• YOUR TASK:
Repeat each entry as written, dropping any picture you find.

Figure data in JSON
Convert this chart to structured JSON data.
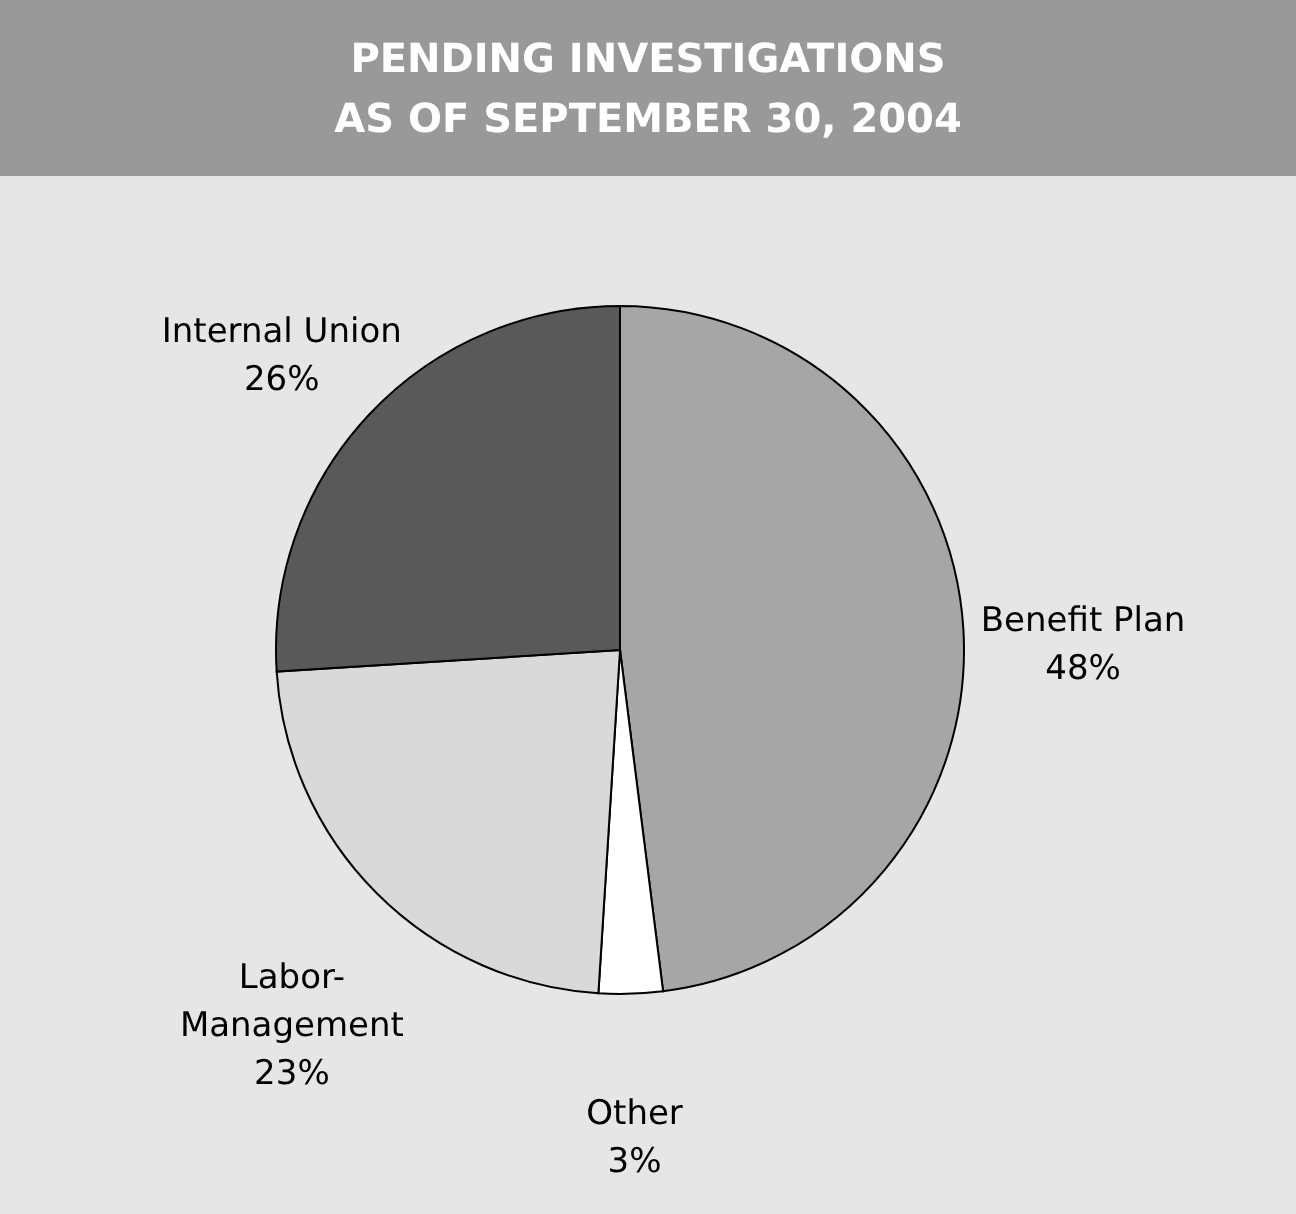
{
  "chart_data": {
    "type": "pie",
    "title": "PENDING INVESTIGATIONS\nAS OF SEPTEMBER 30, 2004",
    "categories": [
      "Benefit Plan",
      "Other",
      "Labor-Management",
      "Internal Union"
    ],
    "values": [
      48,
      3,
      23,
      26
    ],
    "value_labels": [
      "48%",
      "3%",
      "23%",
      "26%"
    ],
    "colors": [
      "#a6a6a6",
      "#ffffff",
      "#d9d9d9",
      "#595959"
    ]
  }
}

• ANSWER BELOW:
Convert this chart to structured JSON data.
{
  "chart_data": {
    "type": "pie",
    "title": "PENDING INVESTIGATIONS\nAS OF SEPTEMBER 30, 2004",
    "categories": [
      "Benefit Plan",
      "Other",
      "Labor-Management",
      "Internal Union"
    ],
    "values": [
      48,
      3,
      23,
      26
    ],
    "value_labels": [
      "48%",
      "3%",
      "23%",
      "26%"
    ],
    "colors": [
      "#a6a6a6",
      "#ffffff",
      "#d9d9d9",
      "#595959"
    ]
  }
}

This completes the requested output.